# The exercise
What follows is a set of records, each of which is to be written out exactly.

# Dataset records start

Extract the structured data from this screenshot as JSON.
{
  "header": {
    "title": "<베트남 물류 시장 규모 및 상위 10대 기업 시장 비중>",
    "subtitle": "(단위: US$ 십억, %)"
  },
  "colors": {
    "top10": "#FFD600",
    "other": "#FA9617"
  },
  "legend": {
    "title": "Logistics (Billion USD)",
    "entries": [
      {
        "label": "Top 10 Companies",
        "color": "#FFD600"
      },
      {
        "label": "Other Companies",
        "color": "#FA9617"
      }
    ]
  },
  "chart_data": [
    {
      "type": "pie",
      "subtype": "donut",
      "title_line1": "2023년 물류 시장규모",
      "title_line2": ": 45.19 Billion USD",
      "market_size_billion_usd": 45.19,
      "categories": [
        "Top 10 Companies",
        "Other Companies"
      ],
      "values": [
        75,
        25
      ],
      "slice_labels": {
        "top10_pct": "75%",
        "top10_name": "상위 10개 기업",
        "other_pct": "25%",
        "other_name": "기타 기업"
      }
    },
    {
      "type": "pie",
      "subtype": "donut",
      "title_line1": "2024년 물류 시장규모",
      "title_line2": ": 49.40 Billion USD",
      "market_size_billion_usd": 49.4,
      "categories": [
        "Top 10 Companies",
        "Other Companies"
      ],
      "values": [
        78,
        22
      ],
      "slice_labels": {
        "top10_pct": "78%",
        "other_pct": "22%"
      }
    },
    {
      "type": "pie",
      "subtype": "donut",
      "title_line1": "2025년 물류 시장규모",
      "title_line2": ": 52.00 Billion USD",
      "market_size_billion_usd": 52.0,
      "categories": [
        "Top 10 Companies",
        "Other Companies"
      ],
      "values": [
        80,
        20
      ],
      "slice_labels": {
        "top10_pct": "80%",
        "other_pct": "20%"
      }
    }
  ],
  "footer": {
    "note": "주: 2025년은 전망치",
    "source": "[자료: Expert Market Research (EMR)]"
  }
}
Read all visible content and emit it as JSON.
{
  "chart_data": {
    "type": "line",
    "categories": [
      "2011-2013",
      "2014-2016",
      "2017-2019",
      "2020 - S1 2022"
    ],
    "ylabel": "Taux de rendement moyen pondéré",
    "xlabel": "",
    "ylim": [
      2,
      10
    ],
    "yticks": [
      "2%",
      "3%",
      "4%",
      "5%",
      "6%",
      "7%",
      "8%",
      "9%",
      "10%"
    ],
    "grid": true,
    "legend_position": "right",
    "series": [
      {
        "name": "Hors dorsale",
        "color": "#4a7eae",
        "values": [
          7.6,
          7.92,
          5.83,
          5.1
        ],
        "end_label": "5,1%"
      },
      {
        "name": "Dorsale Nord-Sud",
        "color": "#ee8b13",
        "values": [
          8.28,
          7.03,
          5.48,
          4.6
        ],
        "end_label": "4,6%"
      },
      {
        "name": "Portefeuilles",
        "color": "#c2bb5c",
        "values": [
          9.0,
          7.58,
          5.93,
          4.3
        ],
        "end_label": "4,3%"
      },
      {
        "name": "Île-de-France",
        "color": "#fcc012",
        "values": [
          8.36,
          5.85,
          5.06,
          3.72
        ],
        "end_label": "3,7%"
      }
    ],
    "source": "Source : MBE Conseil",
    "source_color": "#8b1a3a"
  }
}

# Dataset records end

# Written reply
Extract the structured data from this screenshot as JSON.
{
  "header": {
    "title": "<베트남 물류 시장 규모 및 상위 10대 기업 시장 비중>",
    "subtitle": "(단위: US$ 십억, %)"
  },
  "colors": {
    "top10": "#FFD600",
    "other": "#FA9617"
  },
  "legend": {
    "title": "Logistics (Billion USD)",
    "entries": [
      {
        "label": "Top 10 Companies",
        "color": "#FFD600"
      },
      {
        "label": "Other Companies",
        "color": "#FA9617"
      }
    ]
  },
  "chart_data": [
    {
      "type": "pie",
      "subtype": "donut",
      "title_line1": "2023년 물류 시장규모",
      "title_line2": ": 45.19 Billion USD",
      "market_size_billion_usd": 45.19,
      "categories": [
        "Top 10 Companies",
        "Other Companies"
      ],
      "values": [
        75,
        25
      ],
      "slice_labels": {
        "top10_pct": "75%",
        "top10_name": "상위 10개 기업",
        "other_pct": "25%",
        "other_name": "기타 기업"
      }
    },
    {
      "type": "pie",
      "subtype": "donut",
      "title_line1": "2024년 물류 시장규모",
      "title_line2": ": 49.40 Billion USD",
      "market_size_billion_usd": 49.4,
      "categories": [
        "Top 10 Companies",
        "Other Companies"
      ],
      "values": [
        78,
        22
      ],
      "slice_labels": {
        "top10_pct": "78%",
        "other_pct": "22%"
      }
    },
    {
      "type": "pie",
      "subtype": "donut",
      "title_line1": "2025년 물류 시장규모",
      "title_line2": ": 52.00 Billion USD",
      "market_size_billion_usd": 52.0,
      "categories": [
        "Top 10 Companies",
        "Other Companies"
      ],
      "values": [
        80,
        20
      ],
      "slice_labels": {
        "top10_pct": "80%",
        "other_pct": "20%"
      }
    }
  ],
  "footer": {
    "note": "주: 2025년은 전망치",
    "source": "[자료: Expert Market Research (EMR)]"
  }
}
Read all visible content and emit it as JSON.
{
  "chart_data": {
    "type": "line",
    "categories": [
      "2011-2013",
      "2014-2016",
      "2017-2019",
      "2020 - S1 2022"
    ],
    "ylabel": "Taux de rendement moyen pondéré",
    "xlabel": "",
    "ylim": [
      2,
      10
    ],
    "yticks": [
      "2%",
      "3%",
      "4%",
      "5%",
      "6%",
      "7%",
      "8%",
      "9%",
      "10%"
    ],
    "grid": true,
    "legend_position": "right",
    "series": [
      {
        "name": "Hors dorsale",
        "color": "#4a7eae",
        "values": [
          7.6,
          7.92,
          5.83,
          5.1
        ],
        "end_label": "5,1%"
      },
      {
        "name": "Dorsale Nord-Sud",
        "color": "#ee8b13",
        "values": [
          8.28,
          7.03,
          5.48,
          4.6
        ],
        "end_label": "4,6%"
      },
      {
        "name": "Portefeuilles",
        "color": "#c2bb5c",
        "values": [
          9.0,
          7.58,
          5.93,
          4.3
        ],
        "end_label": "4,3%"
      },
      {
        "name": "Île-de-France",
        "color": "#fcc012",
        "values": [
          8.36,
          5.85,
          5.06,
          3.72
        ],
        "end_label": "3,7%"
      }
    ],
    "source": "Source : MBE Conseil",
    "source_color": "#8b1a3a"
  }
}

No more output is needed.